## Problem to work on
Any picture among the records should be left out, please; retype the rest exactly.

(Lines of data)
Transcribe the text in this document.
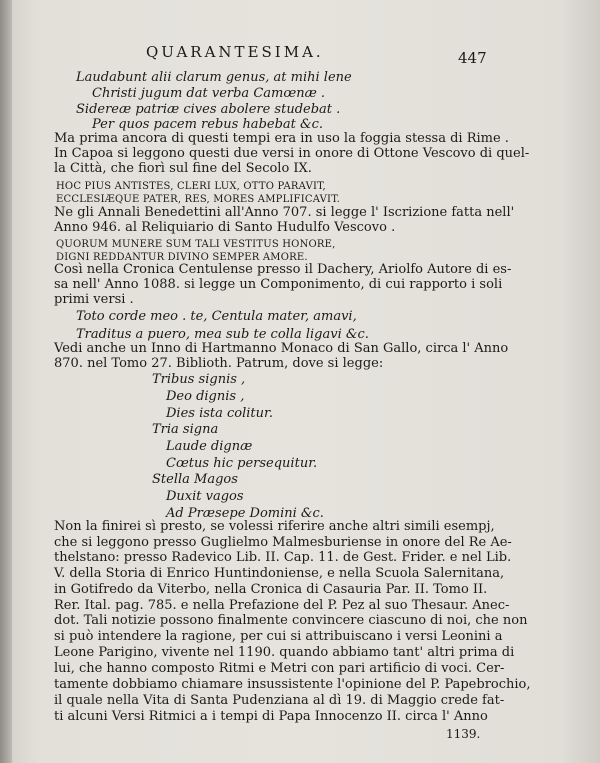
QUARANTESIMA.	447
Laudabunt alii clarum genus, at mihi lene
Christi jugum dat verba Camœnæ .
Sidereæ patriæ cives abolere studebat .
Per quos pacem rebus habebat &c.
Ma prima ancora di questi tempi era in uso la foggia stessa di Rime .
In Capoa si leggono questi due versi in onore di Ottone Vescovo di quel-
la Città, che fiorì sul fine del Secolo IX.
HOC PIUS ANTISTES, CLERI LUX, OTTO PARAVIT,
ECCLESIÆQUE PATER, RES, MORES AMPLIFICAVIT.
Ne gli Annali Benedettini all'Anno 707. si legge l' Iscrizione fatta nell'
Anno 946. al Reliquiario di Santo Hudulfo Vescovo .
QUORUM MUNERE SUM TALI VESTITUS HONORE,
DIGNI REDDANTUR DIVINO SEMPER AMORE.
Così nella Cronica Centulense presso il Dachery, Ariolfo Autore di es-
sa nell' Anno 1088. si legge un Componimento, di cui rapporto i soli
primi versi .
Toto corde meo . te, Centula mater, amavi,
Traditus a puero, mea sub te colla ligavi &c.
Vedi anche un Inno di Hartmanno Monaco di San Gallo, circa l' Anno
870. nel Tomo 27. Biblioth. Patrum, dove si legge:
Tribus signis ,
Deo dignis ,
Dies ista colitur.
Tria signa
Laude dignæ
Cœtus hic persequitur.
Stella Magos
Duxit vagos
Ad Præsepe Domini &c.
Non la finirei sì presto, se volessi riferire anche altri simili esempj,
che si leggono presso Guglielmo Malmesburiense in onore del Re Ae-
thelstano: presso Radevico Lib. II. Cap. 11. de Gest. Frider. e nel Lib.
V. della Storia di Enrico Huntindoniense, e nella Scuola Salernitana,
in Gotifredo da Viterbo, nella Cronica di Casauria Par. II. Tomo II.
Rer. Ital. pag. 785. e nella Prefazione del P. Pez al suo Thesaur. Anec-
dot. Tali notizie possono finalmente convincere ciascuno di noi, che non
si può intendere la ragione, per cui si attribuiscano i versi Leonini a
Leone Parigino, vivente nel 1190. quando abbiamo tant' altri prima di
lui, che hanno composto Ritmi e Metri con pari artificio di voci. Cer-
tamente dobbiamo chiamare insussistente l'opinione del P. Papebrochio,
il quale nella Vita di Santa Pudenziana al dì 19. di Maggio crede fat-
ti alcuni Versi Ritmici a i tempi di Papa Innocenzo II. circa l' Anno
1139.
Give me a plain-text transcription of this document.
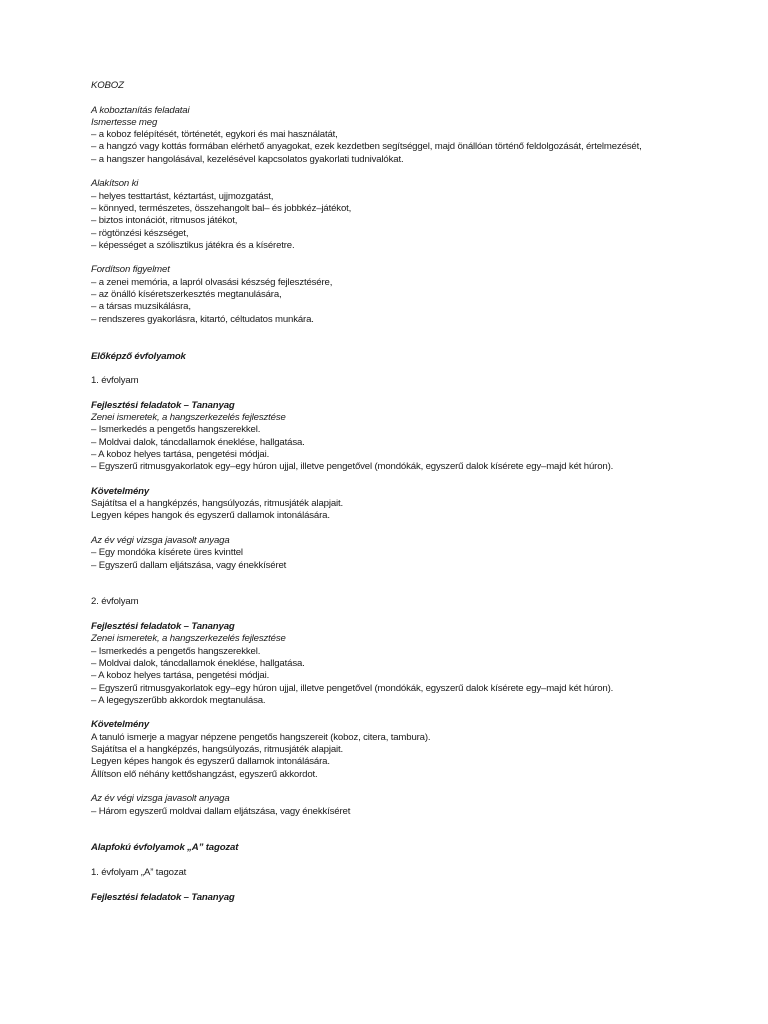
KOBOZ

A koboztanítás feladatai

Ismertesse meg

– a koboz felépítését, történetét, egykori és mai használatát,

– a hangzó vagy kottás formában elérhető anyagokat, ezek kezdetben segítséggel, majd önállóan történő feldolgozását, értelmezését,

– a hangszer hangolásával, kezelésével kapcsolatos gyakorlati tudnivalókat.

Alakítson ki

– helyes testtartást, kéztartást, ujjmozgatást,

– könnyed, természetes, összehangolt bal– és jobbkéz–játékot,

– biztos intonációt, ritmusos játékot,

– rögtönzési készséget,

– képességet a szólisztikus játékra és a kíséretre.

Fordítson figyelmet

– a zenei memória, a lapról olvasási készség fejlesztésére,

– az önálló kíséretszerkesztés megtanulására,

– a társas muzsikálásra,

– rendszeres gyakorlásra, kitartó, céltudatos munkára.

Előképző évfolyamok

1. évfolyam

Fejlesztési feladatok – Tananyag

Zenei ismeretek, a hangszerkezelés fejlesztése

– Ismerkedés a pengetős hangszerekkel.

– Moldvai dalok, táncdallamok éneklése, hallgatása.

– A koboz helyes tartása, pengetési módjai.

– Egyszerű ritmusgyakorlatok egy–egy húron ujjal, illetve pengetővel (mondókák, egyszerű dalok kísérete egy–majd két húron).

Követelmény

Sajátítsa el a hangképzés, hangsúlyozás, ritmusjáték alapjait.

Legyen képes hangok és egyszerű dallamok intonálására.

Az év végi vizsga javasolt anyaga

– Egy mondóka kísérete üres kvinttel

– Egyszerű dallam eljátszása, vagy énekkíséret

2. évfolyam

Fejlesztési feladatok – Tananyag

Zenei ismeretek, a hangszerkezelés fejlesztése

– Ismerkedés a pengetős hangszerekkel.

– Moldvai dalok, táncdallamok éneklése, hallgatása.

– A koboz helyes tartása, pengetési módjai.

– Egyszerű ritmusgyakorlatok egy–egy húron ujjal, illetve pengetővel (mondókák, egyszerű dalok kísérete egy–majd két húron).

– A legegyszerűbb akkordok megtanulása.

Követelmény

A tanuló ismerje a magyar népzene pengetős hangszereit (koboz, citera, tambura).

Sajátítsa el a hangképzés, hangsúlyozás, ritmusjáték alapjait.

Legyen képes hangok és egyszerű dallamok intonálására.

Állítson elő néhány kettőshangzást, egyszerű akkordot.

Az év végi vizsga javasolt anyaga

– Három egyszerű moldvai dallam eljátszása, vagy énekkíséret

Alapfokú évfolyamok „A” tagozat

1. évfolyam „A” tagozat

Fejlesztési feladatok – Tananyag
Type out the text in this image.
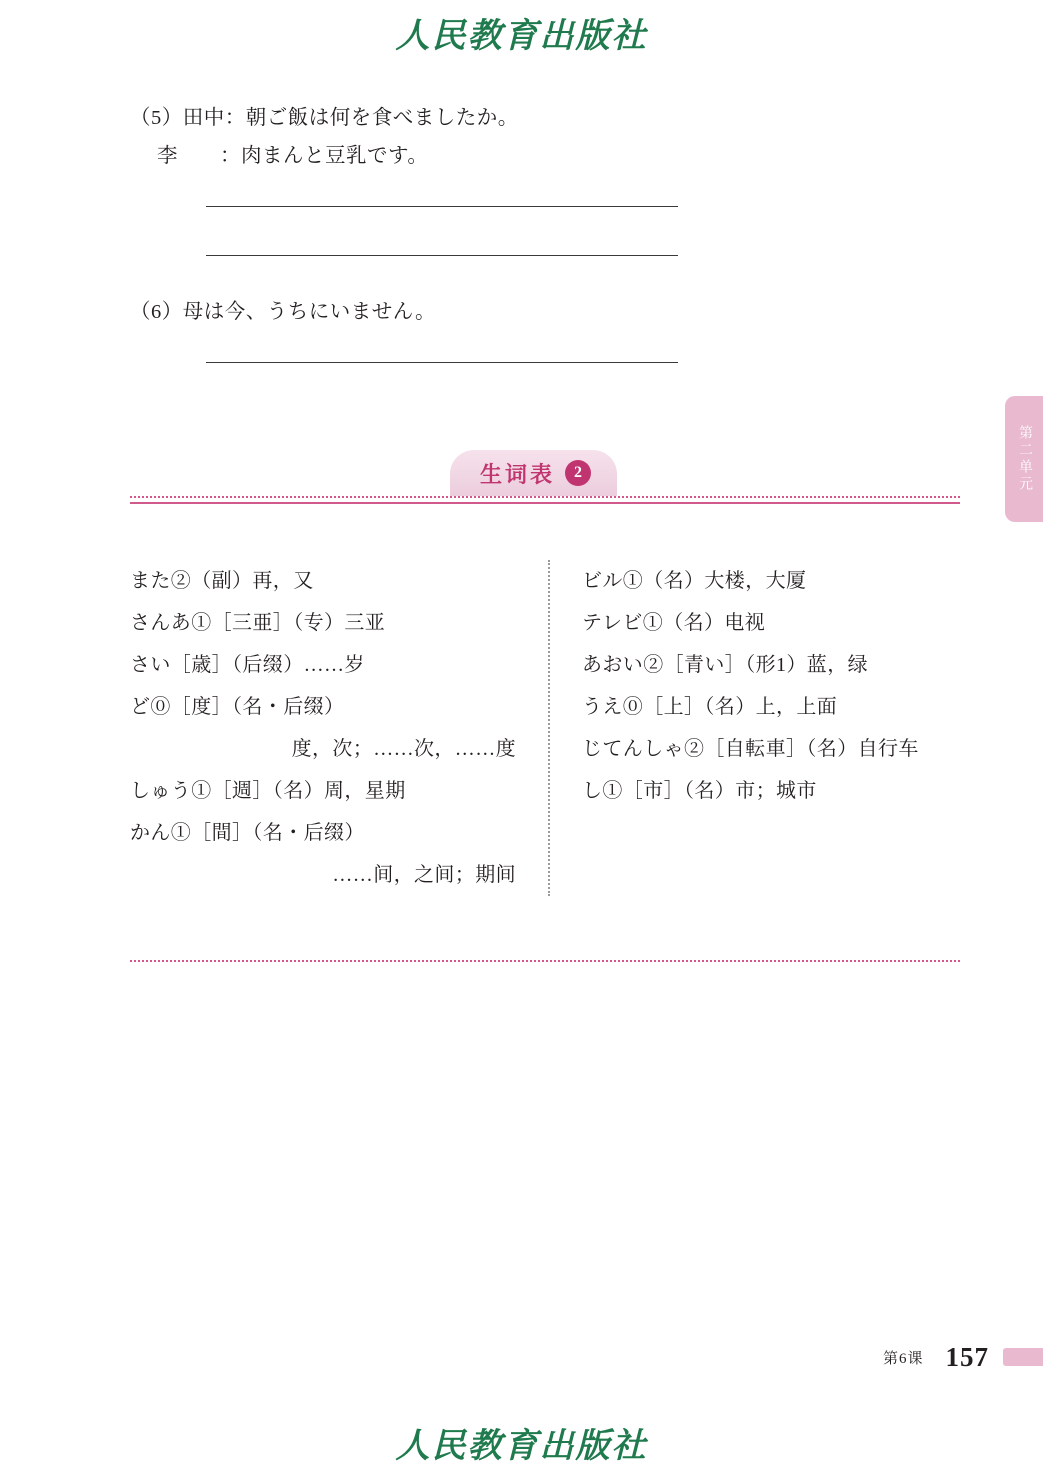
人民教育出版社
第二单元
（5）田中：朝ご飯は何を食べましたか。
李　　：肉まんと豆乳です。
（6）母は今、うちにいません。
生词表	2
また②（副）再，又
さんあ①［三亜］（专）三亚
さい［歳］（后缀）……岁
ど⓪［度］（名・后缀）
度，次；……次，……度
しゅう①［週］（名）周，星期
かん①［間］（名・后缀）
……间，之间；期间
ビル①（名）大楼，大厦
テレビ①（名）电视
あおい②［青い］（形1）蓝，绿
うえ⓪［上］（名）上，上面
じてんしゃ②［自転車］（名）自行车
し①［市］（名）市；城市
第6课 157
人民教育出版社
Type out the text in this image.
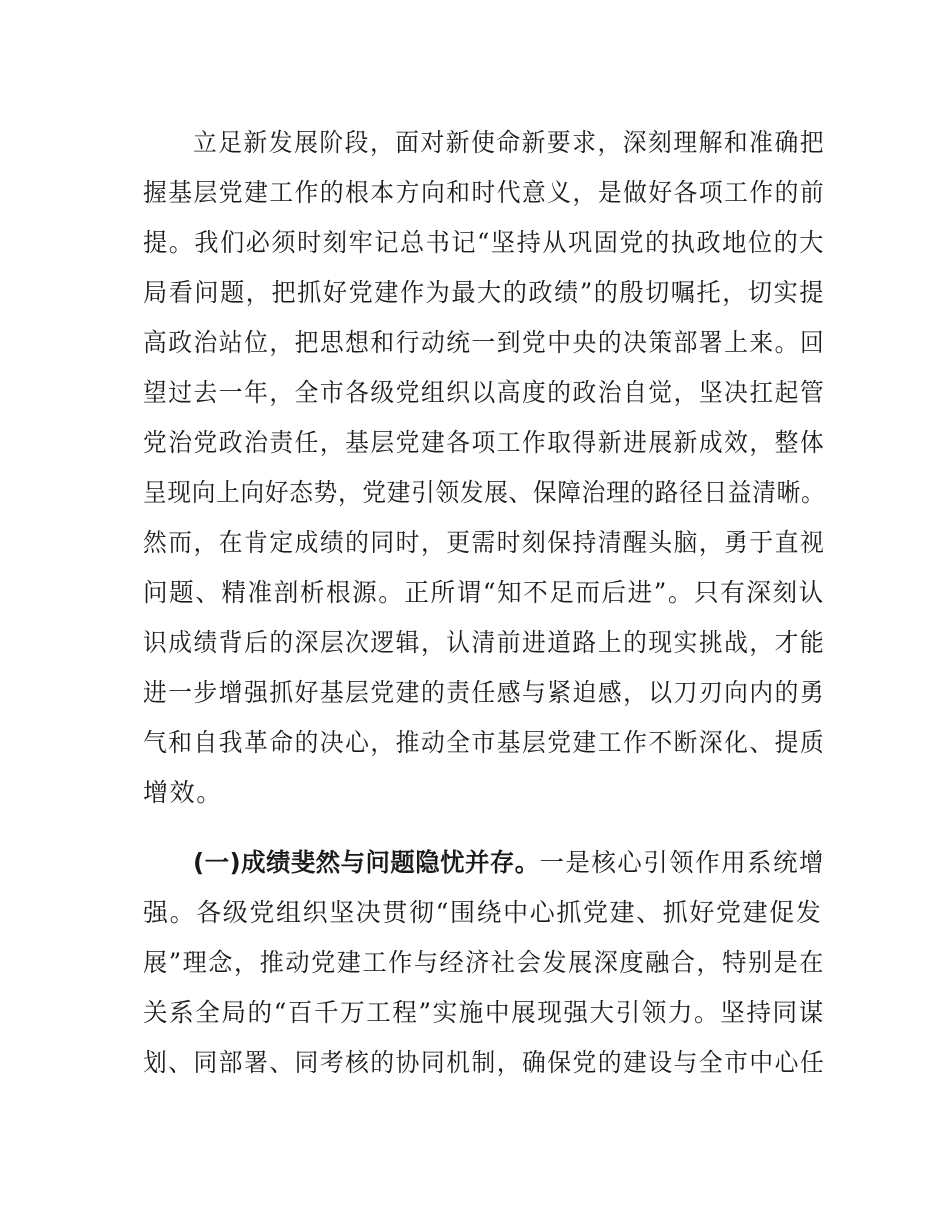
立足新发展阶段，面对新使命新要求，深刻理解和准确把
握基层党建工作的根本方向和时代意义，是做好各项工作的前
提。我们必须时刻牢记总书记“坚持从巩固党的执政地位的大
局看问题，把抓好党建作为最大的政绩”的殷切嘱托，切实提
高政治站位，把思想和行动统一到党中央的决策部署上来。回
望过去一年，全市各级党组织以高度的政治自觉，坚决扛起管
党治党政治责任，基层党建各项工作取得新进展新成效，整体
呈现向上向好态势，党建引领发展、保障治理的路径日益清晰。
然而，在肯定成绩的同时，更需时刻保持清醒头脑，勇于直视
问题、精准剖析根源。正所谓“知不足而后进”。只有深刻认
识成绩背后的深层次逻辑，认清前进道路上的现实挑战，才能
进一步增强抓好基层党建的责任感与紧迫感，以刀刃向内的勇
气和自我革命的决心，推动全市基层党建工作不断深化、提质
增效。
(一)成绩斐然与问题隐忧并存。一是核心引领作用系统增
强。各级党组织坚决贯彻“围绕中心抓党建、抓好党建促发
展”理念，推动党建工作与经济社会发展深度融合，特别是在
关系全局的“百千万工程”实施中展现强大引领力。坚持同谋
划、同部署、同考核的协同机制，确保党的建设与全市中心任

## Reply
Transcribe the text in this document.
QUARANTESIMA.	447
Laudabunt alii clarum genus, at mihi lene
Christi jugum dat verba Camœnæ .
Sidereæ patriæ cives abolere studebat .
Per quos pacem rebus habebat &c.
Ma prima ancora di questi tempi era in uso la foggia stessa di Rime .
In Capoa si leggono questi due versi in onore di Ottone Vescovo di quel-
la Città, che fiorì sul fine del Secolo IX.
HOC PIUS ANTISTES, CLERI LUX, OTTO PARAVIT,
ECCLESIÆQUE PATER, RES, MORES AMPLIFICAVIT.
Ne gli Annali Benedettini all'Anno 707. si legge l' Iscrizione fatta nell'
Anno 946. al Reliquiario di Santo Hudulfo Vescovo .
QUORUM MUNERE SUM TALI VESTITUS HONORE,
DIGNI REDDANTUR DIVINO SEMPER AMORE.
Così nella Cronica Centulense presso il Dachery, Ariolfo Autore di es-
sa nell' Anno 1088. si legge un Componimento, di cui rapporto i soli
primi versi .
Toto corde meo . te, Centula mater, amavi,
Traditus a puero, mea sub te colla ligavi &c.
Vedi anche un Inno di Hartmanno Monaco di San Gallo, circa l' Anno
870. nel Tomo 27. Biblioth. Patrum, dove si legge:
Tribus signis ,
Deo dignis ,
Dies ista colitur.
Tria signa
Laude dignæ
Cœtus hic persequitur.
Stella Magos
Duxit vagos
Ad Præsepe Domini &c.
Non la finirei sì presto, se volessi riferire anche altri simili esempj,
che si leggono presso Guglielmo Malmesburiense in onore del Re Ae-
thelstano: presso Radevico Lib. II. Cap. 11. de Gest. Frider. e nel Lib.
V. della Storia di Enrico Huntindoniense, e nella Scuola Salernitana,
in Gotifredo da Viterbo, nella Cronica di Casauria Par. II. Tomo II.
Rer. Ital. pag. 785. e nella Prefazione del P. Pez al suo Thesaur. Anec-
dot. Tali notizie possono finalmente convincere ciascuno di noi, che non
si può intendere la ragione, per cui si attribuiscano i versi Leonini a
Leone Parigino, vivente nel 1190. quando abbiamo tant' altri prima di
lui, che hanno composto Ritmi e Metri con pari artificio di voci. Cer-
tamente dobbiamo chiamare insussistente l'opinione del P. Papebrochio,
il quale nella Vita di Santa Pudenziana al dì 19. di Maggio crede fat-
ti alcuni Versi Ritmici a i tempi di Papa Innocenzo II. circa l' Anno
1139.
Give me a plain-text transcription of this document.
KOBOZ

A koboztanítás feladatai

Ismertesse meg

– a koboz felépítését, történetét, egykori és mai használatát,

– a hangzó vagy kottás formában elérhető anyagokat, ezek kezdetben segítséggel, majd önállóan történő feldolgozását, értelmezését,

– a hangszer hangolásával, kezelésével kapcsolatos gyakorlati tudnivalókat.

Alakítson ki

– helyes testtartást, kéztartást, ujjmozgatást,

– könnyed, természetes, összehangolt bal– és jobbkéz–játékot,

– biztos intonációt, ritmusos játékot,

– rögtönzési készséget,

– képességet a szólisztikus játékra és a kíséretre.

Fordítson figyelmet

– a zenei memória, a lapról olvasási készség fejlesztésére,

– az önálló kíséretszerkesztés megtanulására,

– a társas muzsikálásra,

– rendszeres gyakorlásra, kitartó, céltudatos munkára.

Előképző évfolyamok

1. évfolyam

Fejlesztési feladatok – Tananyag

Zenei ismeretek, a hangszerkezelés fejlesztése

– Ismerkedés a pengetős hangszerekkel.

– Moldvai dalok, táncdallamok éneklése, hallgatása.

– A koboz helyes tartása, pengetési módjai.

– Egyszerű ritmusgyakorlatok egy–egy húron ujjal, illetve pengetővel (mondókák, egyszerű dalok kísérete egy–majd két húron).

Követelmény

Sajátítsa el a hangképzés, hangsúlyozás, ritmusjáték alapjait.

Legyen képes hangok és egyszerű dallamok intonálására.

Az év végi vizsga javasolt anyaga

– Egy mondóka kísérete üres kvinttel

– Egyszerű dallam eljátszása, vagy énekkíséret

2. évfolyam

Fejlesztési feladatok – Tananyag

Zenei ismeretek, a hangszerkezelés fejlesztése

– Ismerkedés a pengetős hangszerekkel.

– Moldvai dalok, táncdallamok éneklése, hallgatása.

– A koboz helyes tartása, pengetési módjai.

– Egyszerű ritmusgyakorlatok egy–egy húron ujjal, illetve pengetővel (mondókák, egyszerű dalok kísérete egy–majd két húron).

– A legegyszerűbb akkordok megtanulása.

Követelmény

A tanuló ismerje a magyar népzene pengetős hangszereit (koboz, citera, tambura).

Sajátítsa el a hangképzés, hangsúlyozás, ritmusjáték alapjait.

Legyen képes hangok és egyszerű dallamok intonálására.

Állítson elő néhány kettőshangzást, egyszerű akkordot.

Az év végi vizsga javasolt anyaga

– Három egyszerű moldvai dallam eljátszása, vagy énekkíséret

Alapfokú évfolyamok „A” tagozat

1. évfolyam „A” tagozat

Fejlesztési feladatok – Tananyag
Type out the text in this image.
人民教育出版社
第二单元
（5）田中：朝ご飯は何を食べましたか。
李　　：肉まんと豆乳です。
（6）母は今、うちにいません。
生词表	2
また②（副）再，又
さんあ①［三亜］（专）三亚
さい［歳］（后缀）……岁
ど⓪［度］（名・后缀）
度，次；……次，……度
しゅう①［週］（名）周，星期
かん①［間］（名・后缀）
……间，之间；期间
ビル①（名）大楼，大厦
テレビ①（名）电视
あおい②［青い］（形1）蓝，绿
うえ⓪［上］（名）上，上面
じてんしゃ②［自転車］（名）自行车
し①［市］（名）市；城市
第6课 157
人民教育出版社
Type out the text in this image.
立足新发展阶段，面对新使命新要求，深刻理解和准确把
握基层党建工作的根本方向和时代意义，是做好各项工作的前
提。我们必须时刻牢记总书记“坚持从巩固党的执政地位的大
局看问题，把抓好党建作为最大的政绩”的殷切嘱托，切实提
高政治站位，把思想和行动统一到党中央的决策部署上来。回
望过去一年，全市各级党组织以高度的政治自觉，坚决扛起管
党治党政治责任，基层党建各项工作取得新进展新成效，整体
呈现向上向好态势，党建引领发展、保障治理的路径日益清晰。
然而，在肯定成绩的同时，更需时刻保持清醒头脑，勇于直视
问题、精准剖析根源。正所谓“知不足而后进”。只有深刻认
识成绩背后的深层次逻辑，认清前进道路上的现实挑战，才能
进一步增强抓好基层党建的责任感与紧迫感，以刀刃向内的勇
气和自我革命的决心，推动全市基层党建工作不断深化、提质
增效。
(一)成绩斐然与问题隐忧并存。一是核心引领作用系统增
强。各级党组织坚决贯彻“围绕中心抓党建、抓好党建促发
展”理念，推动党建工作与经济社会发展深度融合，特别是在
关系全局的“百千万工程”实施中展现强大引领力。坚持同谋
划、同部署、同考核的协同机制，确保党的建设与全市中心任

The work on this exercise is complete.